## What you have to do
Without the pictures, return each record as it appears.

** START OF Dataset extract **

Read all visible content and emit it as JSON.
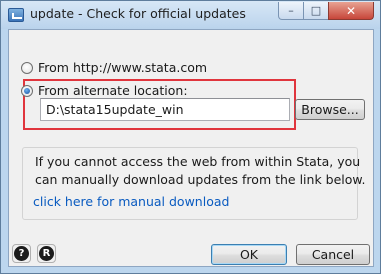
{
  "window": {
    "title": "update - Check for official updates",
    "controls": {
      "minimize": "–",
      "maximize": "□",
      "close": "✕"
    }
  },
  "options": {
    "from_http_label": "From http://www.stata.com",
    "from_http_selected": false,
    "from_alternate_label": "From alternate location:",
    "from_alternate_selected": true,
    "alternate_path_value": "D:\\stata15update_win",
    "browse_label": "Browse..."
  },
  "info": {
    "line1": "If you cannot access the web from within Stata, you",
    "line2": "can manually download updates from the link below.",
    "link_text": "click here for manual download",
    "link_color": "#0a5bc0"
  },
  "footer": {
    "help_glyph": "?",
    "reset_glyph": "R",
    "ok_label": "OK",
    "cancel_label": "Cancel"
  },
  "colors": {
    "highlight_border": "#e0353d",
    "titlebar": "#bcd6ee"
  }
}
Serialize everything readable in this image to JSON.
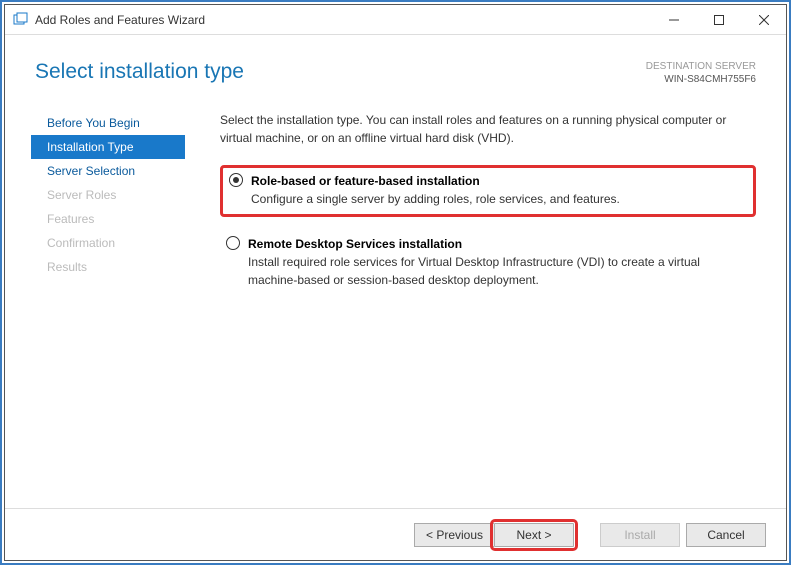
{
  "titlebar": {
    "text": "Add Roles and Features Wizard"
  },
  "header": {
    "title": "Select installation type",
    "dest_label": "DESTINATION SERVER",
    "dest_name": "WIN-S84CMH755F6"
  },
  "sidebar": {
    "items": [
      {
        "label": "Before You Begin",
        "state": "enabled"
      },
      {
        "label": "Installation Type",
        "state": "active"
      },
      {
        "label": "Server Selection",
        "state": "enabled"
      },
      {
        "label": "Server Roles",
        "state": "disabled"
      },
      {
        "label": "Features",
        "state": "disabled"
      },
      {
        "label": "Confirmation",
        "state": "disabled"
      },
      {
        "label": "Results",
        "state": "disabled"
      }
    ]
  },
  "content": {
    "intro": "Select the installation type. You can install roles and features on a running physical computer or virtual machine, or on an offline virtual hard disk (VHD).",
    "options": [
      {
        "title": "Role-based or feature-based installation",
        "desc": "Configure a single server by adding roles, role services, and features.",
        "selected": true,
        "highlighted": true
      },
      {
        "title": "Remote Desktop Services installation",
        "desc": "Install required role services for Virtual Desktop Infrastructure (VDI) to create a virtual machine-based or session-based desktop deployment.",
        "selected": false,
        "highlighted": false
      }
    ]
  },
  "footer": {
    "previous": "< Previous",
    "next": "Next >",
    "install": "Install",
    "cancel": "Cancel"
  }
}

** END OF Dataset extract **

## Finished task
Read all visible content and emit it as JSON.
{
  "window": {
    "title": "update - Check for official updates",
    "controls": {
      "minimize": "–",
      "maximize": "□",
      "close": "✕"
    }
  },
  "options": {
    "from_http_label": "From http://www.stata.com",
    "from_http_selected": false,
    "from_alternate_label": "From alternate location:",
    "from_alternate_selected": true,
    "alternate_path_value": "D:\\stata15update_win",
    "browse_label": "Browse..."
  },
  "info": {
    "line1": "If you cannot access the web from within Stata, you",
    "line2": "can manually download updates from the link below.",
    "link_text": "click here for manual download",
    "link_color": "#0a5bc0"
  },
  "footer": {
    "help_glyph": "?",
    "reset_glyph": "R",
    "ok_label": "OK",
    "cancel_label": "Cancel"
  },
  "colors": {
    "highlight_border": "#e0353d",
    "titlebar": "#bcd6ee"
  }
}
Serialize everything readable in this image to JSON.
{
  "titlebar": {
    "text": "Add Roles and Features Wizard"
  },
  "header": {
    "title": "Select installation type",
    "dest_label": "DESTINATION SERVER",
    "dest_name": "WIN-S84CMH755F6"
  },
  "sidebar": {
    "items": [
      {
        "label": "Before You Begin",
        "state": "enabled"
      },
      {
        "label": "Installation Type",
        "state": "active"
      },
      {
        "label": "Server Selection",
        "state": "enabled"
      },
      {
        "label": "Server Roles",
        "state": "disabled"
      },
      {
        "label": "Features",
        "state": "disabled"
      },
      {
        "label": "Confirmation",
        "state": "disabled"
      },
      {
        "label": "Results",
        "state": "disabled"
      }
    ]
  },
  "content": {
    "intro": "Select the installation type. You can install roles and features on a running physical computer or virtual machine, or on an offline virtual hard disk (VHD).",
    "options": [
      {
        "title": "Role-based or feature-based installation",
        "desc": "Configure a single server by adding roles, role services, and features.",
        "selected": true,
        "highlighted": true
      },
      {
        "title": "Remote Desktop Services installation",
        "desc": "Install required role services for Virtual Desktop Infrastructure (VDI) to create a virtual machine-based or session-based desktop deployment.",
        "selected": false,
        "highlighted": false
      }
    ]
  },
  "footer": {
    "previous": "< Previous",
    "next": "Next >",
    "install": "Install",
    "cancel": "Cancel"
  }
}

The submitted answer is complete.